Tally the lines holding the word "screenshot" and state the count by itself.

● ● ● ●

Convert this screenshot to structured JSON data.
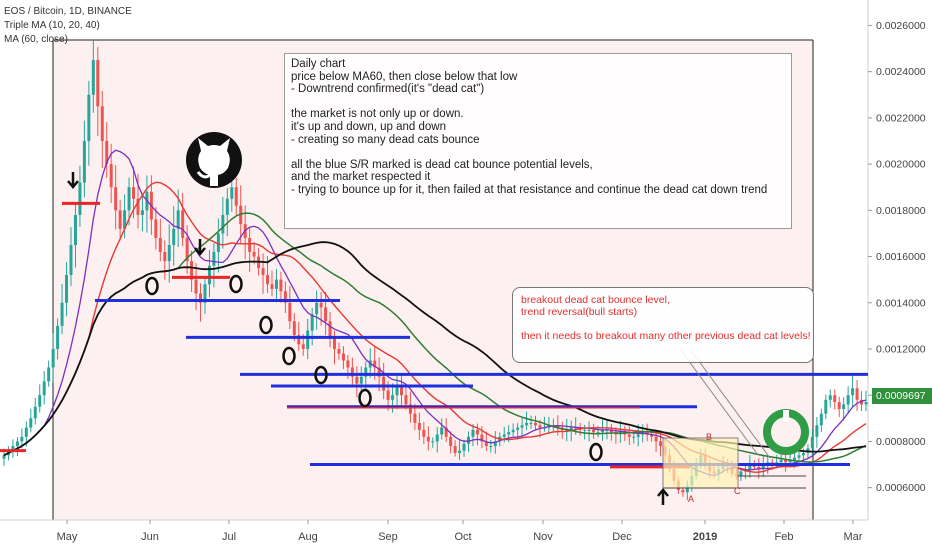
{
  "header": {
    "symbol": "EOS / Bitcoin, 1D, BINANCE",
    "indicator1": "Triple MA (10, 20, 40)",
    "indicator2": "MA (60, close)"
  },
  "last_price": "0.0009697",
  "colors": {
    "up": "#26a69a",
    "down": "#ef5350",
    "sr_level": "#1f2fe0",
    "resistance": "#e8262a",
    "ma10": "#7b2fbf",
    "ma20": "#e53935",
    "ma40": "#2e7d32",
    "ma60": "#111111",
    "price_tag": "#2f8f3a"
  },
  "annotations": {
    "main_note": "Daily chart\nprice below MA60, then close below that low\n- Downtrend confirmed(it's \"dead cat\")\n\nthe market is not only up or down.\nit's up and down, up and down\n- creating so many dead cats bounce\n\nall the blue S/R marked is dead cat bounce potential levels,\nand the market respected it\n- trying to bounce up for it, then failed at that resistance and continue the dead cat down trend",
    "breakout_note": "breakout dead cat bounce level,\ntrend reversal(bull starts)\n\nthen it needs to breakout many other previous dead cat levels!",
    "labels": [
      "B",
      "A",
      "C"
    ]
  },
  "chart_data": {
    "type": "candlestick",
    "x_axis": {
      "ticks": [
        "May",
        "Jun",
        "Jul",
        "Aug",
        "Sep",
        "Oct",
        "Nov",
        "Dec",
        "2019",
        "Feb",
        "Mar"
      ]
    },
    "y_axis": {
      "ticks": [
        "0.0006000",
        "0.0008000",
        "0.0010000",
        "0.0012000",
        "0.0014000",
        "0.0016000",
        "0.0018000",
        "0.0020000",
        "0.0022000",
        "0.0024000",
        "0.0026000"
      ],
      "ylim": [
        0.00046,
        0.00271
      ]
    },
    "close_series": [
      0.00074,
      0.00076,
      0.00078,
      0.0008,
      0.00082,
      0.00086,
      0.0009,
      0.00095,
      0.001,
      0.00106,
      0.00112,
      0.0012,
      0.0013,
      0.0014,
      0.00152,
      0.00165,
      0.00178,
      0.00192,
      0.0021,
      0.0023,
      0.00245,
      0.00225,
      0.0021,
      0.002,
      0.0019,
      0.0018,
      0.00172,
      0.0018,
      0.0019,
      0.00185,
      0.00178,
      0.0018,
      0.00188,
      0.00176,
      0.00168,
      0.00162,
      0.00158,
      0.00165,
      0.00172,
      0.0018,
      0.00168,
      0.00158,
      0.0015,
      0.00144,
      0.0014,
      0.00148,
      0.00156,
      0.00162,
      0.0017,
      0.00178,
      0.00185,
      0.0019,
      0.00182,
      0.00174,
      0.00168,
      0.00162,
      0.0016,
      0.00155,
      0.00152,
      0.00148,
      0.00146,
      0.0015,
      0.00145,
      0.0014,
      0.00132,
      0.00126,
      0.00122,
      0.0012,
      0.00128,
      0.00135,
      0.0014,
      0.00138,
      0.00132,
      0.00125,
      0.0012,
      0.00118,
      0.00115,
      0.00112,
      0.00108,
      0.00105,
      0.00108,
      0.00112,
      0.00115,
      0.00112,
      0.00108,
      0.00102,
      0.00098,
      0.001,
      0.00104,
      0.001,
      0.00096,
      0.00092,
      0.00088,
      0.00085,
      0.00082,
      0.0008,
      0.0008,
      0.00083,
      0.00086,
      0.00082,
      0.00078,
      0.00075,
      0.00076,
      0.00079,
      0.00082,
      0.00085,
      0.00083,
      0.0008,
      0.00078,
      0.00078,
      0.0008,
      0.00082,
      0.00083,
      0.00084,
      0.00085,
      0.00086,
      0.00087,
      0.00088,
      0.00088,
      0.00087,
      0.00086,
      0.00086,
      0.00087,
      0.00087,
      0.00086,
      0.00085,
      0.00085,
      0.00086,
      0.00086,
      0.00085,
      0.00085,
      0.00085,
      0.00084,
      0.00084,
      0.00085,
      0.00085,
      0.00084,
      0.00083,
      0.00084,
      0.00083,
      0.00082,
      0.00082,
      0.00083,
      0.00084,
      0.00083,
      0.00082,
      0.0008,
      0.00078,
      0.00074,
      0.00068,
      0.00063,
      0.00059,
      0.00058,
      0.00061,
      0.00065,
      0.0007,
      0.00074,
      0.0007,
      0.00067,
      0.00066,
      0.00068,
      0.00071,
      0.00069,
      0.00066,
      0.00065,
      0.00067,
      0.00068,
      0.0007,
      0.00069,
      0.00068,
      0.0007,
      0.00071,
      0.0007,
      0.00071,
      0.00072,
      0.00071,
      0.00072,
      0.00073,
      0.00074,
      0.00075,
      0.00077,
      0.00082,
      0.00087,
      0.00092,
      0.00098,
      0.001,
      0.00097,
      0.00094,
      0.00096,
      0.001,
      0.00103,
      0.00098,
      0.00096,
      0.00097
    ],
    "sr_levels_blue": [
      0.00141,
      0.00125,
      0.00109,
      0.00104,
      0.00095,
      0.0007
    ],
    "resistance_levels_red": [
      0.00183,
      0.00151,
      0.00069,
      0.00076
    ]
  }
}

● ● ● ●

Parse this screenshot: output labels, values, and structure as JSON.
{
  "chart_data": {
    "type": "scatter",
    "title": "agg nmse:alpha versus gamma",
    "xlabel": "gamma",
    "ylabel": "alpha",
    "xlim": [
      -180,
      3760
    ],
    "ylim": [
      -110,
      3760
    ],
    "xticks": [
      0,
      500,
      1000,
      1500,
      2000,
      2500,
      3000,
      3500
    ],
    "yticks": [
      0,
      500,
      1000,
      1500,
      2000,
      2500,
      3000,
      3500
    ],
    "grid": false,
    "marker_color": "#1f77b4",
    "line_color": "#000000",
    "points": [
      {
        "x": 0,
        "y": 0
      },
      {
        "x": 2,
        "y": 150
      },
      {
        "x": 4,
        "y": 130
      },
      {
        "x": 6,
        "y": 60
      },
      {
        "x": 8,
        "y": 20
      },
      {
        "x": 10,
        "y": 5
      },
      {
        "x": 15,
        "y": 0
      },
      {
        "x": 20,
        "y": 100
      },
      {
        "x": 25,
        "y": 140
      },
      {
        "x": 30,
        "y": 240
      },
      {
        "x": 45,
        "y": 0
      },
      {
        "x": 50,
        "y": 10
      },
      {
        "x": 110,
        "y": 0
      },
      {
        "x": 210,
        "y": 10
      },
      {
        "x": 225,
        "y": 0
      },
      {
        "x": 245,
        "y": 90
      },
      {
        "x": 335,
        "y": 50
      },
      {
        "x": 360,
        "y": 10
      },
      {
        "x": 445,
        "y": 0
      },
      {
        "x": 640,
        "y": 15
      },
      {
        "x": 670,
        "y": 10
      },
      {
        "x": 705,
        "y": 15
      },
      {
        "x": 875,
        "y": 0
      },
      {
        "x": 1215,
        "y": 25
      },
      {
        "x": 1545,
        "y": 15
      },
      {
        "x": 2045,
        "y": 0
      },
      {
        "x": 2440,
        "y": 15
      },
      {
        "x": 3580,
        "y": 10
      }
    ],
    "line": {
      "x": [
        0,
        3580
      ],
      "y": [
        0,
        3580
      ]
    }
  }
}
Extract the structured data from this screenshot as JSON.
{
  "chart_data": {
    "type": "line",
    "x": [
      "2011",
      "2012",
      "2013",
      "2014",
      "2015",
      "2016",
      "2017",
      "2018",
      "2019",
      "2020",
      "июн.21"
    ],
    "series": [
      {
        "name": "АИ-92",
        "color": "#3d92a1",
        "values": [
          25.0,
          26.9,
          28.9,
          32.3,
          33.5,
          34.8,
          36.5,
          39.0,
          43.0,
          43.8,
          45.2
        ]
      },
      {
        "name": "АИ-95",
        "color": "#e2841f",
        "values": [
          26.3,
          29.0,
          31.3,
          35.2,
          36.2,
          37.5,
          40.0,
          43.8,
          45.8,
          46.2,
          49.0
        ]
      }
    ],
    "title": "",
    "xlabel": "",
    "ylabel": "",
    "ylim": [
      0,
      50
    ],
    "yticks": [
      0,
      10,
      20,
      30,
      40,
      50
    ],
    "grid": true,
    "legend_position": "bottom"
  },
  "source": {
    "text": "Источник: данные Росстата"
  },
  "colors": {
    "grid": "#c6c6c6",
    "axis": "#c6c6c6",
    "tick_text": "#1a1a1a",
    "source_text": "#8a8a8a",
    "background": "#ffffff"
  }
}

● ● ● ●

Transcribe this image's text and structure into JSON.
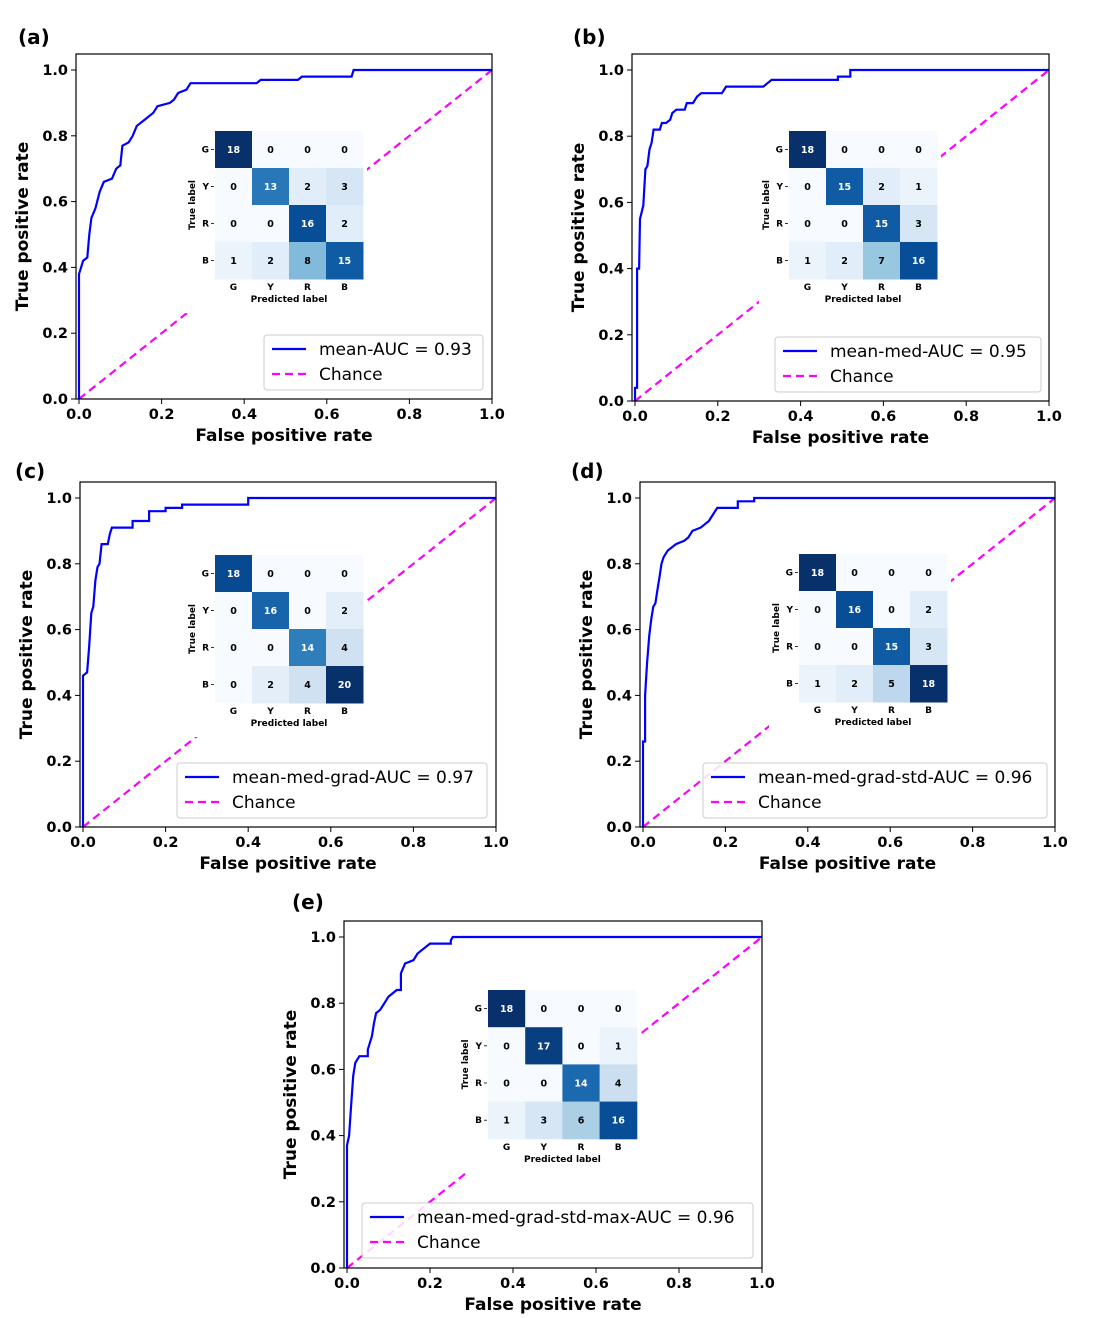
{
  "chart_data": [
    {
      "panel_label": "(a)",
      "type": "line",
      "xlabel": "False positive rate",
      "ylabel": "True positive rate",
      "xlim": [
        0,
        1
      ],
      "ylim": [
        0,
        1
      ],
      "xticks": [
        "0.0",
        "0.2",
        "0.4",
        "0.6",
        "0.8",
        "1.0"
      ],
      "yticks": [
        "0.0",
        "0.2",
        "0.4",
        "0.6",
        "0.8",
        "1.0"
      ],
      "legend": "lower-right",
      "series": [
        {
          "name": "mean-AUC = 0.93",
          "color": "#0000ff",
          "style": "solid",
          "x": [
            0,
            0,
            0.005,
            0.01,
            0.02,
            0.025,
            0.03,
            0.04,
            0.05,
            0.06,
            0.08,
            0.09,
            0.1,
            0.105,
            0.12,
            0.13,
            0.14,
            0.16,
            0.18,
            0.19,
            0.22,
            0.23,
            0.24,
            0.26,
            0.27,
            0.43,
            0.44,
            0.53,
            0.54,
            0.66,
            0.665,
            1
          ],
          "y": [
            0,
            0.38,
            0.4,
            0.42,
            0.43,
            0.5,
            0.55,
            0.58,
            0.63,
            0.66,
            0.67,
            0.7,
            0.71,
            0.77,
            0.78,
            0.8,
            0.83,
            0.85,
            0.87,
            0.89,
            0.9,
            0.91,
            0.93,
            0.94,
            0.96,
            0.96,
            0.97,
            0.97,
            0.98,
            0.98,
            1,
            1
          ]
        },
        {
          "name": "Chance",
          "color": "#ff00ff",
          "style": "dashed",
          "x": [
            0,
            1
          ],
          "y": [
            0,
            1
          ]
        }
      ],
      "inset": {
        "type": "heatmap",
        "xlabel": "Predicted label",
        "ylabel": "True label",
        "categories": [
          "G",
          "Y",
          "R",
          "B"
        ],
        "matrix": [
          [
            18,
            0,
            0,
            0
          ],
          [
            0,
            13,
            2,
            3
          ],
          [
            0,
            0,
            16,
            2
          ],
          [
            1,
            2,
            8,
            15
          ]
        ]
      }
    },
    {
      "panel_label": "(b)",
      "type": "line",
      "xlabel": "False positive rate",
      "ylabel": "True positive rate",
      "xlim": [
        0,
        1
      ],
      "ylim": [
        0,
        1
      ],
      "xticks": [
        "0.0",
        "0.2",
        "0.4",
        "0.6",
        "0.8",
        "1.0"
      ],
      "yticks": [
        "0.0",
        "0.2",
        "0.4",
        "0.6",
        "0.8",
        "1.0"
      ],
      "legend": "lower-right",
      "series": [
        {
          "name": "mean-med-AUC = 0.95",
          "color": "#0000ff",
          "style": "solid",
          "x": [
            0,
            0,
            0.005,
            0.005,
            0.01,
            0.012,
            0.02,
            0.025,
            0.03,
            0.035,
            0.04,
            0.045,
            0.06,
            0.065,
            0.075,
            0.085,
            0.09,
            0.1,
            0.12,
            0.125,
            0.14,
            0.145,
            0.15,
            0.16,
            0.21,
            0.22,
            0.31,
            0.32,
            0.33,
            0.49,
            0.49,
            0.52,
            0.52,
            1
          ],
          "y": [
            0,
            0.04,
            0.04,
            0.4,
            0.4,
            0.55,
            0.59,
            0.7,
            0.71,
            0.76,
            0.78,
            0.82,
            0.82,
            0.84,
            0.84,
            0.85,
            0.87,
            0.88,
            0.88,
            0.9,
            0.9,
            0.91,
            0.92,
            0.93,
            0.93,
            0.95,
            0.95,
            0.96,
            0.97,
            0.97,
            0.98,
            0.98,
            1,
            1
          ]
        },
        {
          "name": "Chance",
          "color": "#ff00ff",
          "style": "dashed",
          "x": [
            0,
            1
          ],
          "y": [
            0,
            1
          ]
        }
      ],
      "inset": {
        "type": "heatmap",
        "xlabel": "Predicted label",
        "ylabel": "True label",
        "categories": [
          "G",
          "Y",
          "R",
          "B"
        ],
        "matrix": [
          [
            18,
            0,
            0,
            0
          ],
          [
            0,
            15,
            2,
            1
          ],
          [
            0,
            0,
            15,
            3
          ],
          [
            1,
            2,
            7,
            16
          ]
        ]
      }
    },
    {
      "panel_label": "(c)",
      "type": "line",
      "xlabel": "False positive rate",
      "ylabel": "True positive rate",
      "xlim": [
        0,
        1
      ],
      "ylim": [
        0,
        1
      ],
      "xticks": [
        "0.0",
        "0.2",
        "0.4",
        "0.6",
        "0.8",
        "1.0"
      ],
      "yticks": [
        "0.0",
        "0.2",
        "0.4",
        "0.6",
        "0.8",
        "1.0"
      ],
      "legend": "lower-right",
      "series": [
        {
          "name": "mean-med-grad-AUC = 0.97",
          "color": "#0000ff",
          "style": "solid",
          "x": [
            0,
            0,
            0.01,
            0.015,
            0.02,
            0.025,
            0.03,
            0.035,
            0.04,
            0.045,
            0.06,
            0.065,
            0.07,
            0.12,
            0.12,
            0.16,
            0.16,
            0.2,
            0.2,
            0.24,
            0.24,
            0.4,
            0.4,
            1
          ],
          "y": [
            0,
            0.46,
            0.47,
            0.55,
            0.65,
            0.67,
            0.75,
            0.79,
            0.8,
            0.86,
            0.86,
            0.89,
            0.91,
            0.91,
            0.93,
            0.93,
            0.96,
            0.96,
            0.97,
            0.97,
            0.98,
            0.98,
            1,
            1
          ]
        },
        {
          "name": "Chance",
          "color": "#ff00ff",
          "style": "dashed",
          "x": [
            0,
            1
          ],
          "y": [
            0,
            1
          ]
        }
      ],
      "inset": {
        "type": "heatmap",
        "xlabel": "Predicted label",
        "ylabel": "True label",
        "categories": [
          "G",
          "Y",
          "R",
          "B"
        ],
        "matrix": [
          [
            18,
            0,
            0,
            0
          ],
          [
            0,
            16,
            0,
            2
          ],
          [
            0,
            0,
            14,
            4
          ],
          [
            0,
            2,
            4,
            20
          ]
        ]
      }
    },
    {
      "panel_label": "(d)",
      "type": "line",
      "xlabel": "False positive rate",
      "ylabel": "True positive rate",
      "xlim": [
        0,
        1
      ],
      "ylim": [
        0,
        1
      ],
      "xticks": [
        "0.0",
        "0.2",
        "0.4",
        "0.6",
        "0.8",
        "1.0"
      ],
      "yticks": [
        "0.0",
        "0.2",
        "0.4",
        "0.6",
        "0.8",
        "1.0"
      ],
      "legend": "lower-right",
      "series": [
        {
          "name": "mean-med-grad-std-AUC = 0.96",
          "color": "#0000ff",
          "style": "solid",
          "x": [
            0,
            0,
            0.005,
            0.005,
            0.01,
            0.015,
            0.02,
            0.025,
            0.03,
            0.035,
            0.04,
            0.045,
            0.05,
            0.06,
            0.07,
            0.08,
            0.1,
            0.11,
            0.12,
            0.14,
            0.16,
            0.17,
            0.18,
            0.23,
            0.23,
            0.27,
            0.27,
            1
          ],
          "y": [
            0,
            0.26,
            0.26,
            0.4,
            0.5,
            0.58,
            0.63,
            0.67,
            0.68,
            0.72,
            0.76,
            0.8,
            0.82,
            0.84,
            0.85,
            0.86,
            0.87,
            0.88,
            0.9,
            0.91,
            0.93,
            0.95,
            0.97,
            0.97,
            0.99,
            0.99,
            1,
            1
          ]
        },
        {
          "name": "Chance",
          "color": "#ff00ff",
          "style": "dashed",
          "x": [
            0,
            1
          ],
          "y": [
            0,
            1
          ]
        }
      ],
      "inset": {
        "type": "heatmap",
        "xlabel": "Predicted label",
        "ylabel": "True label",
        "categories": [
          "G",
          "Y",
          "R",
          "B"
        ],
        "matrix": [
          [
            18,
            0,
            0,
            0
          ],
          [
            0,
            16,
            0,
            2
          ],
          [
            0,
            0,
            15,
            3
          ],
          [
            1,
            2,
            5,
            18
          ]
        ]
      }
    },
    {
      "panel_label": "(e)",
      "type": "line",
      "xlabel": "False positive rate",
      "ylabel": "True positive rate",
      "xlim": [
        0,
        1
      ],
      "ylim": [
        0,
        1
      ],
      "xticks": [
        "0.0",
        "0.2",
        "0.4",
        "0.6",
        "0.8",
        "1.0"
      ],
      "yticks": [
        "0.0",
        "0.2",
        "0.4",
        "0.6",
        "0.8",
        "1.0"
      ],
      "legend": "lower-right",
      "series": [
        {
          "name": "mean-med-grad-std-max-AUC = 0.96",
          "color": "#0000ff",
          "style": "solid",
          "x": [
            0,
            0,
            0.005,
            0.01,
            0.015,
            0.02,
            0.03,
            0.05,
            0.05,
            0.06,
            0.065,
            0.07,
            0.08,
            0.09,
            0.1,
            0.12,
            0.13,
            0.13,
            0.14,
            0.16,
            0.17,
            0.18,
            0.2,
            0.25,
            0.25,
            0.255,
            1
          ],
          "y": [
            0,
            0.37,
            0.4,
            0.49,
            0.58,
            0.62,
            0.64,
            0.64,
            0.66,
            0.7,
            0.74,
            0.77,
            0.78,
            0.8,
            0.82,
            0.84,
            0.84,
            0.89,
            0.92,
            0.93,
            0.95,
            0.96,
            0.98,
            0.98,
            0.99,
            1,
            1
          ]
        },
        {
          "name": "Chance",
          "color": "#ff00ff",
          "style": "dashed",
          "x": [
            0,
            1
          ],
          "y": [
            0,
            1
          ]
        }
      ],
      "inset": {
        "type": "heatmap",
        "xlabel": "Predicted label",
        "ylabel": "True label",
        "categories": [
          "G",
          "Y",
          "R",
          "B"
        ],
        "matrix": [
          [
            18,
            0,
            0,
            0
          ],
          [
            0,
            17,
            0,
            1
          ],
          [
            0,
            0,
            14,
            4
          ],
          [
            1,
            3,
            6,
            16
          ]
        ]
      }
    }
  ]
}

● ● ● ●

▶ **Exercise response**: 3